From the entries provided below, copy each line that contains the word "folder".

====================

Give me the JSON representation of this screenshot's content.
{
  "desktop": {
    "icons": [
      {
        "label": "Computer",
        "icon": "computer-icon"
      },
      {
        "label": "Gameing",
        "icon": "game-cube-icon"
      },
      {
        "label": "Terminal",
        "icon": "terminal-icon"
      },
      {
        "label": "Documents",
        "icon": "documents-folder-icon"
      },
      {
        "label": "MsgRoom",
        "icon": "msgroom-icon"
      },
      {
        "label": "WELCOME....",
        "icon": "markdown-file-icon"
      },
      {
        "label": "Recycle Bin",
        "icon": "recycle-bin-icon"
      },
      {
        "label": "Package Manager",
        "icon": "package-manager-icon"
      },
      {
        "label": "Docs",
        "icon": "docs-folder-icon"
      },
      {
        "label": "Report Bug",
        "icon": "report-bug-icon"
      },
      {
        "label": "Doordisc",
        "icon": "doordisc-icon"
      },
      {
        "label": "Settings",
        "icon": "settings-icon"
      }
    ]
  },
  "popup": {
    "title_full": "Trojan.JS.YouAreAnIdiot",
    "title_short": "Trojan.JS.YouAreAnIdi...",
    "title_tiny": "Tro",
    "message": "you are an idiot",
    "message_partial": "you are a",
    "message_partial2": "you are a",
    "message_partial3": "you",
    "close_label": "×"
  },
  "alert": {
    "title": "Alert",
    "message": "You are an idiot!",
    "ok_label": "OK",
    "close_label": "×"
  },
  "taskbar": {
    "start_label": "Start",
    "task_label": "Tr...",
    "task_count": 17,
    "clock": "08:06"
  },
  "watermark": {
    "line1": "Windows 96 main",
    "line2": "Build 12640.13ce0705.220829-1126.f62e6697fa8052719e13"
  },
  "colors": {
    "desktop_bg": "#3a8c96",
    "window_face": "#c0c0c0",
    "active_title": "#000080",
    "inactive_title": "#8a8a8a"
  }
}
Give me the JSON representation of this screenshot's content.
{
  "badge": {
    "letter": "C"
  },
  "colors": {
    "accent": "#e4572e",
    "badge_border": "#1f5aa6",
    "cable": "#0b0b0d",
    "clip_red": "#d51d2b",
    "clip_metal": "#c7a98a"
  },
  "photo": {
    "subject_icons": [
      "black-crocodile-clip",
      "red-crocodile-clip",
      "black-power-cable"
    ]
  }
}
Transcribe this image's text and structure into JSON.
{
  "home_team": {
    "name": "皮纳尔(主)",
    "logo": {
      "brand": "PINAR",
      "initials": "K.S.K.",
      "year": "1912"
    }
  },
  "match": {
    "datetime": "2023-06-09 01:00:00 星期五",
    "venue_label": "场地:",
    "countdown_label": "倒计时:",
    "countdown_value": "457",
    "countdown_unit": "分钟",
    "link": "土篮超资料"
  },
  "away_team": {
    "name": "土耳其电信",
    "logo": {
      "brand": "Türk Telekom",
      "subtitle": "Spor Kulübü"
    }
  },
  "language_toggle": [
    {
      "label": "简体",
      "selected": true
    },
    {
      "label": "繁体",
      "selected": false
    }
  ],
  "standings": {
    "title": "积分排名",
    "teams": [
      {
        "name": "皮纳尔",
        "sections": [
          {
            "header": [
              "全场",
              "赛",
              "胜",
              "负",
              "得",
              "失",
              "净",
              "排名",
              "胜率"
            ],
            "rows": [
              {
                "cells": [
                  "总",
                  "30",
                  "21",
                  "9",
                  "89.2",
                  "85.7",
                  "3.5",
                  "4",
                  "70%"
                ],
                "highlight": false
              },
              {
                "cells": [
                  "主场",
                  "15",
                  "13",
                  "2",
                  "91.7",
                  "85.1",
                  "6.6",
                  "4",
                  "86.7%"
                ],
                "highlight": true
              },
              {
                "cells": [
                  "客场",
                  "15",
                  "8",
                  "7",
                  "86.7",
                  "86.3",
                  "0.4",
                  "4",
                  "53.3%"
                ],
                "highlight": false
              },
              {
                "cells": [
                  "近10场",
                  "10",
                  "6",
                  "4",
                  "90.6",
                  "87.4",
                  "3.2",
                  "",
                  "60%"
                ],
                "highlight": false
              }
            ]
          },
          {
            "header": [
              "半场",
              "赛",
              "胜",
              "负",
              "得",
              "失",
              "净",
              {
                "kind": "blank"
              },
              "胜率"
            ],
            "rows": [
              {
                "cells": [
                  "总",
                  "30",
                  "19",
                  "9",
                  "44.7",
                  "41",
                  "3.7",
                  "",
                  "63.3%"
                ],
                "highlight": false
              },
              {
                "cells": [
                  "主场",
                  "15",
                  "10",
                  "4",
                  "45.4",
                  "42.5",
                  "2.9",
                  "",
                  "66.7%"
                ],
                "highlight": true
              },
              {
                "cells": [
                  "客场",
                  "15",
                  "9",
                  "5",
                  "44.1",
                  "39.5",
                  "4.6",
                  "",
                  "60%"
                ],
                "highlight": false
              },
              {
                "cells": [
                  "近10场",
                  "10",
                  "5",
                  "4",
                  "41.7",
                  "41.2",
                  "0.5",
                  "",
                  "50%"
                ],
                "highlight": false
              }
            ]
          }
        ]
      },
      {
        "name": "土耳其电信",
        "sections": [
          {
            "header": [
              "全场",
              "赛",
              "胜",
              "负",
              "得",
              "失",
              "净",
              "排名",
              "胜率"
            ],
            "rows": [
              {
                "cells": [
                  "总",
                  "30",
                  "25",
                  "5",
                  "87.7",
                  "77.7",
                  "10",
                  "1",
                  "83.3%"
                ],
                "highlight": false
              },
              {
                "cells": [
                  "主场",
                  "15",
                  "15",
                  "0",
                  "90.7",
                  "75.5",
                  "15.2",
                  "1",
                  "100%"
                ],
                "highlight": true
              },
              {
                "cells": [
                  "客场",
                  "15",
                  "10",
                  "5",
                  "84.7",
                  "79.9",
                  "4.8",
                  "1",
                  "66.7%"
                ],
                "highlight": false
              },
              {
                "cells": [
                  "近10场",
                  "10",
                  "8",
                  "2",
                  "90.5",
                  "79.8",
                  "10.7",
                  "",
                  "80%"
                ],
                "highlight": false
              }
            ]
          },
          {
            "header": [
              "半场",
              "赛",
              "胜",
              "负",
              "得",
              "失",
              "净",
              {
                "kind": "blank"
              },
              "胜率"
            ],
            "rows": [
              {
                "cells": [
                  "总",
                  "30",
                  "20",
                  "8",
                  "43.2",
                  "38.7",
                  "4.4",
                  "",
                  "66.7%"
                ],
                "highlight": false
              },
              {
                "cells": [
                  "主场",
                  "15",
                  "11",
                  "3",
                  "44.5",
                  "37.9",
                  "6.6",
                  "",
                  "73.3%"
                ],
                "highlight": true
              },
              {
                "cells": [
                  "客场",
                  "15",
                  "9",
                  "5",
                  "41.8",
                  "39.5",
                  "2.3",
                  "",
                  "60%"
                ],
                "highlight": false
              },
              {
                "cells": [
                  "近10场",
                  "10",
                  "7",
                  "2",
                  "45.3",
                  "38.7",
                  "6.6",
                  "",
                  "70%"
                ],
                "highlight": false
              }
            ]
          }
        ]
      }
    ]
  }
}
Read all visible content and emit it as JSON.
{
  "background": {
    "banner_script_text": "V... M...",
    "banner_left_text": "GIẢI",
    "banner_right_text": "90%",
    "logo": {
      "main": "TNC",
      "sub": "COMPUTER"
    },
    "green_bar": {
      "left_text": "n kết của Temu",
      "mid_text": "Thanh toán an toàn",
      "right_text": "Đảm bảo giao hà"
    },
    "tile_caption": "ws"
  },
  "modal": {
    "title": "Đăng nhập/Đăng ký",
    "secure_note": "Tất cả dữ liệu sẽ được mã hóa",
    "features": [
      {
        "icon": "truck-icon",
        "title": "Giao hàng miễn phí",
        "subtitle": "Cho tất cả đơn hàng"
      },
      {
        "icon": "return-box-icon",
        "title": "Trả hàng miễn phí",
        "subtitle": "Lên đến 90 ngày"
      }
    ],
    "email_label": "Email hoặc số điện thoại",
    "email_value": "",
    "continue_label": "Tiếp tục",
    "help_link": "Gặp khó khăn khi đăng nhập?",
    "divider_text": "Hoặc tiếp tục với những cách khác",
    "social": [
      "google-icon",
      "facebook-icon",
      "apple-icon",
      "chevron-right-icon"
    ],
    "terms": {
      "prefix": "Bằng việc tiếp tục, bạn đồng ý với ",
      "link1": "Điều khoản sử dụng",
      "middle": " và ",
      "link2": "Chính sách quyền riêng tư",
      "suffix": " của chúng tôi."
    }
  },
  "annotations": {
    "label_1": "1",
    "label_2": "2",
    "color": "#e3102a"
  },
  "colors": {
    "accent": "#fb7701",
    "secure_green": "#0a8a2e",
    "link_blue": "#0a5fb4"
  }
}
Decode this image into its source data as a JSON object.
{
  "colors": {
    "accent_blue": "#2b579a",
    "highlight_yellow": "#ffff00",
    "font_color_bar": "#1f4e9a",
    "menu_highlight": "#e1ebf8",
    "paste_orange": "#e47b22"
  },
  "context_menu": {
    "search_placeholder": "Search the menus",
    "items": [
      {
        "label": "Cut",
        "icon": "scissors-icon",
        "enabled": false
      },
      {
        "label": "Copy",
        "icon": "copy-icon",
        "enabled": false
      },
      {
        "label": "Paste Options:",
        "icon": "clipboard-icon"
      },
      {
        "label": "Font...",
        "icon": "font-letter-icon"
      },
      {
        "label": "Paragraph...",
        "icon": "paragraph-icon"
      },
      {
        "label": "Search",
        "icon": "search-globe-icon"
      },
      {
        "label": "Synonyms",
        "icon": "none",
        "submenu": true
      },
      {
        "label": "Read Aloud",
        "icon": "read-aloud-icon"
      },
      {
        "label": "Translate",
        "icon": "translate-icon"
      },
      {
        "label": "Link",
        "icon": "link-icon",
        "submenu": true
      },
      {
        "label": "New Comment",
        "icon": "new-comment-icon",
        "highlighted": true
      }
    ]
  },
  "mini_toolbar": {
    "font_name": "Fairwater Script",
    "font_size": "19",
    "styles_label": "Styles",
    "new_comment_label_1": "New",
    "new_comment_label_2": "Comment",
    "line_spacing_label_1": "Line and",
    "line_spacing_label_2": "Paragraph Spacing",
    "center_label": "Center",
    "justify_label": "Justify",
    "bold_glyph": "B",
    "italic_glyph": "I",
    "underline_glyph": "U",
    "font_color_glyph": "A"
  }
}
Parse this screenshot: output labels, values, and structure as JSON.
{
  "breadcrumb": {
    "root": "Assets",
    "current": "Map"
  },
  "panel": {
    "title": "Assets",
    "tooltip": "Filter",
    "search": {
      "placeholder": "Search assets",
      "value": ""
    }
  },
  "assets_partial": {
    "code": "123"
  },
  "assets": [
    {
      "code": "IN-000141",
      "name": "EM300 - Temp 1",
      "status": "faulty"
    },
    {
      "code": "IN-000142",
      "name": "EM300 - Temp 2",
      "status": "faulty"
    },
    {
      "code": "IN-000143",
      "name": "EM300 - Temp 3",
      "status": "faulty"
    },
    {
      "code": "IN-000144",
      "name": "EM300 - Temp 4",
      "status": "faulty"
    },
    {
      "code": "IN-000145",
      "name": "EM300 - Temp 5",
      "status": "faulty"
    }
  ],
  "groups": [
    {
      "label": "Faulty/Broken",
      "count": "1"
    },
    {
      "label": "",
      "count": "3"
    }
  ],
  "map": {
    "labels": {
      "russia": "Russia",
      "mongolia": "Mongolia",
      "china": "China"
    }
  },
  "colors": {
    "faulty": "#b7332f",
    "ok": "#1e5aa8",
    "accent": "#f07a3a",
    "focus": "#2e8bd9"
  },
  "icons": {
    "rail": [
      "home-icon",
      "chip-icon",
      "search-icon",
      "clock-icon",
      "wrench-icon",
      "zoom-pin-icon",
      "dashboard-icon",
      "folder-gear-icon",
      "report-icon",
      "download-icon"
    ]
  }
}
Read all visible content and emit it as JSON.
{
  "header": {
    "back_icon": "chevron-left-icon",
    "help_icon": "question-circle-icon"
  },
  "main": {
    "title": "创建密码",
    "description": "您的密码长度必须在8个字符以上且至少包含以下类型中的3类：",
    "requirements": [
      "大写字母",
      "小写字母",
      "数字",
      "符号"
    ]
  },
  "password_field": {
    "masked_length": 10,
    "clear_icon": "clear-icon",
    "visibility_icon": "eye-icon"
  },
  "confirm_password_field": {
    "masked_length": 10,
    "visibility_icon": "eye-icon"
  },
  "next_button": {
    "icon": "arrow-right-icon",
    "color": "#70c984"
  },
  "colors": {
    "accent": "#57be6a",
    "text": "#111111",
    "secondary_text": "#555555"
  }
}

====================

== Result of this exercise ==
        "icon": "documents-folder-icon"
        "icon": "docs-folder-icon"
      "folder-gear-icon",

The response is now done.